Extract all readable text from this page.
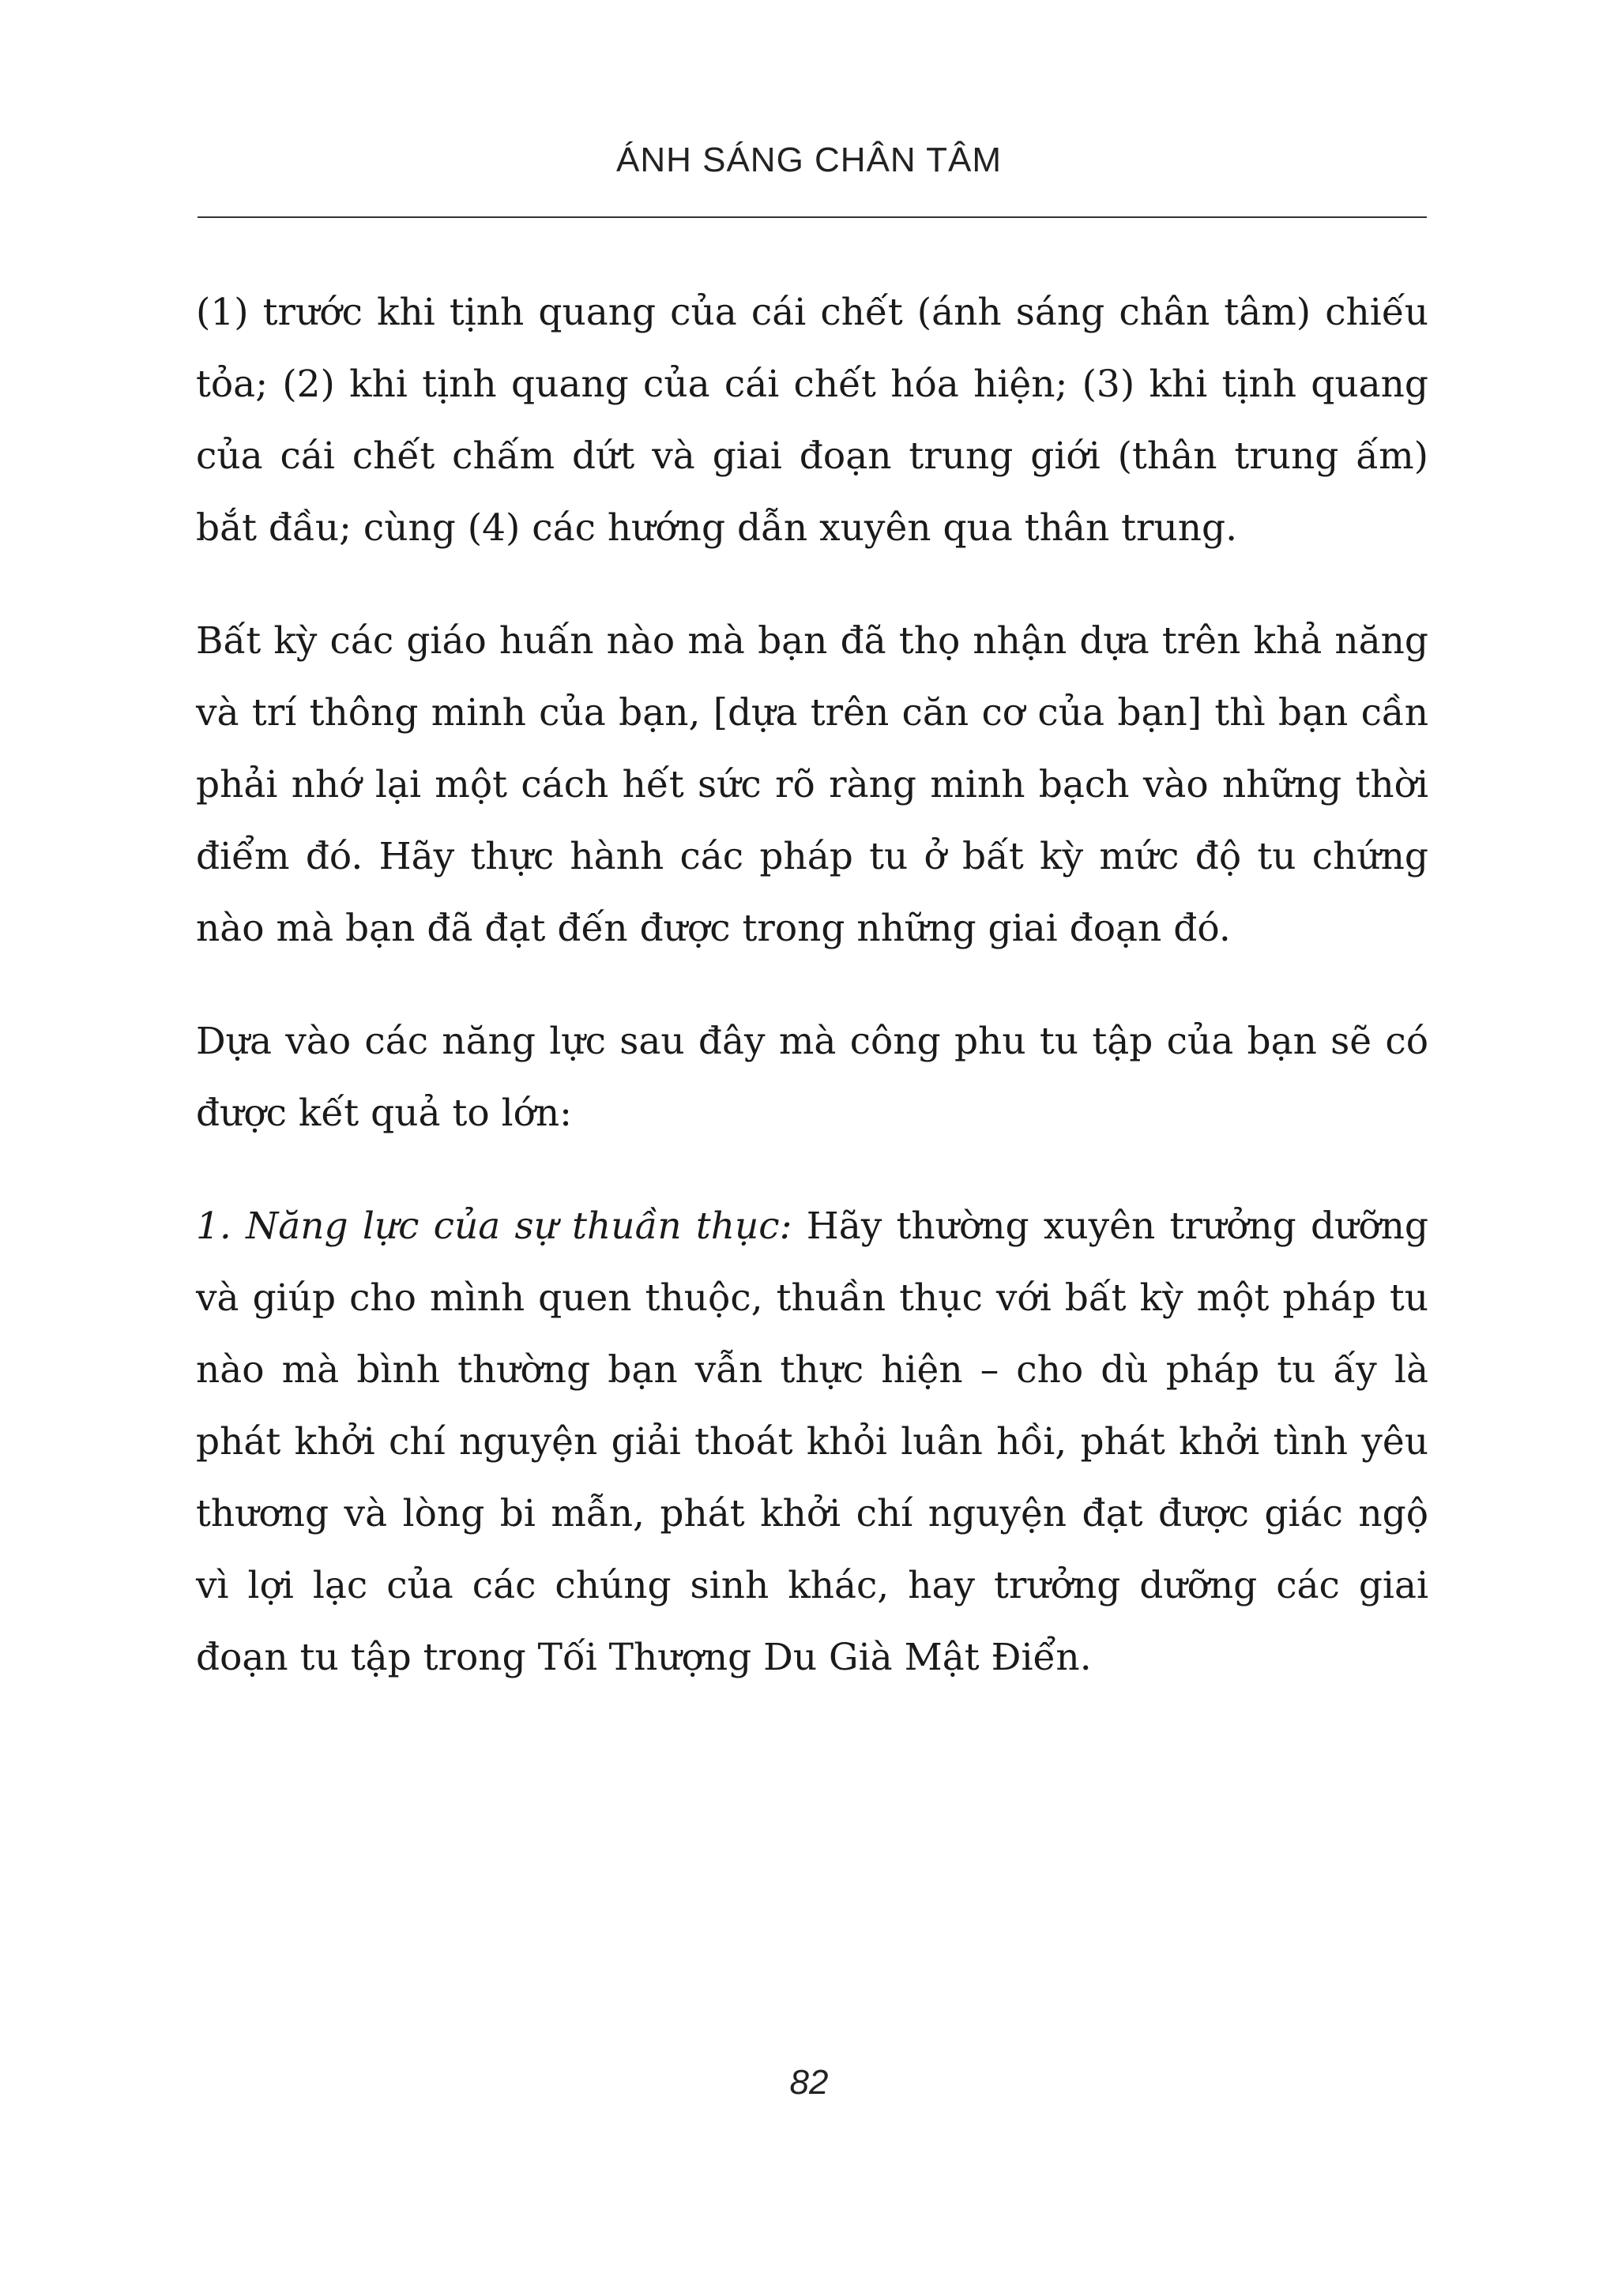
ÁNH SÁNG CHÂN TÂM

(1) trước khi tịnh quang của cái chết (ánh sáng chân tâm) chiếu tỏa; (2) khi tịnh quang của cái chết hóa hiện; (3) khi tịnh quang của cái chết chấm dứt và giai đoạn trung giới (thân trung ấm) bắt đầu; cùng (4) các hướng dẫn xuyên qua thân trung.

Bất kỳ các giáo huấn nào mà bạn đã thọ nhận dựa trên khả năng và trí thông minh của bạn, [dựa trên căn cơ của bạn] thì bạn cần phải nhớ lại một cách hết sức rõ ràng minh bạch vào những thời điểm đó. Hãy thực hành các pháp tu ở bất kỳ mức độ tu chứng nào mà bạn đã đạt đến được trong những giai đoạn đó.

Dựa vào các năng lực sau đây mà công phu tu tập của bạn sẽ có được kết quả to lớn:

1. Năng lực của sự thuần thục: Hãy thường xuyên trưởng dưỡng và giúp cho mình quen thuộc, thuần thục với bất kỳ một pháp tu nào mà bình thường bạn vẫn thực hiện – cho dù pháp tu ấy là phát khởi chí nguyện giải thoát khỏi luân hồi, phát khởi tình yêu thương và lòng bi mẫn, phát khởi chí nguyện đạt được giác ngộ vì lợi lạc của các chúng sinh khác, hay trưởng dưỡng các giai đoạn tu tập trong Tối Thượng Du Già Mật Điển.

82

# # # #

● Challenge: Find the lines above holding the word "thực" and show them.

● Solution:
Bất kỳ các giáo huấn nào mà bạn đã thọ nhận dựa trên khả năng và trí thông minh của bạn, [dựa trên căn cơ của bạn] thì bạn cần phải nhớ lại một cách hết sức rõ ràng minh bạch vào những thời điểm đó. Hãy thực hành các pháp tu ở bất kỳ mức độ tu chứng nào mà bạn đã đạt đến được trong những giai đoạn đó.
1. Năng lực của sự thuần thục: Hãy thường xuyên trưởng dưỡng và giúp cho mình quen thuộc, thuần thục với bất kỳ một pháp tu nào mà bình thường bạn vẫn thực hiện – cho dù pháp tu ấy là phát khởi chí nguyện giải thoát khỏi luân hồi, phát khởi tình yêu thương và lòng bi mẫn, phát khởi chí nguyện đạt được giác ngộ vì lợi lạc của các chúng sinh khác, hay trưởng dưỡng các giai đoạn tu tập trong Tối Thượng Du Già Mật Điển.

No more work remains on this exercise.